-- TASK DETAILS --
Exclude the pictures and return every line exactly as written.

--- Start of INPUT ROWS ---

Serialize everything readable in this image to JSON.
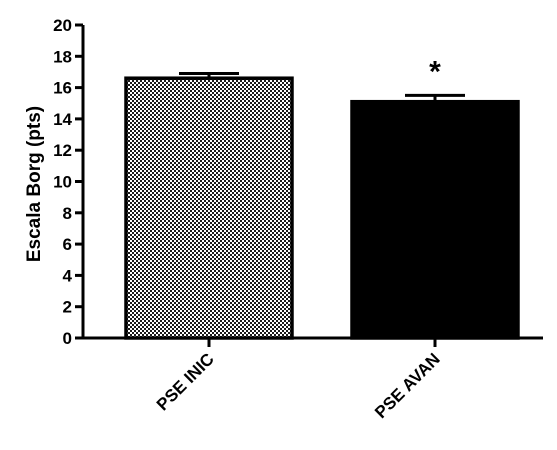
{
  "chart_data": {
    "type": "bar",
    "title": "",
    "xlabel": "",
    "ylabel": "Escala Borg (pts)",
    "ylim": [
      0,
      20
    ],
    "yticks": [
      0,
      2,
      4,
      6,
      8,
      10,
      12,
      14,
      16,
      18,
      20
    ],
    "categories": [
      "PSE INIC",
      "PSE AVAN"
    ],
    "values": [
      16.6,
      15.1
    ],
    "errors": [
      0.3,
      0.4
    ],
    "fills": [
      "pattern-checker",
      "#000000"
    ],
    "annotations": [
      {
        "category": "PSE AVAN",
        "text": "*"
      }
    ],
    "grid": false,
    "legend": "none"
  }
}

--- End of INPUT ROWS ---

-- FULL SOLUTION --
Serialize everything readable in this image to JSON.
{
  "chart_data": {
    "type": "bar",
    "title": "",
    "xlabel": "",
    "ylabel": "Escala Borg (pts)",
    "ylim": [
      0,
      20
    ],
    "yticks": [
      0,
      2,
      4,
      6,
      8,
      10,
      12,
      14,
      16,
      18,
      20
    ],
    "categories": [
      "PSE INIC",
      "PSE AVAN"
    ],
    "values": [
      16.6,
      15.1
    ],
    "errors": [
      0.3,
      0.4
    ],
    "fills": [
      "pattern-checker",
      "#000000"
    ],
    "annotations": [
      {
        "category": "PSE AVAN",
        "text": "*"
      }
    ],
    "grid": false,
    "legend": "none"
  }
}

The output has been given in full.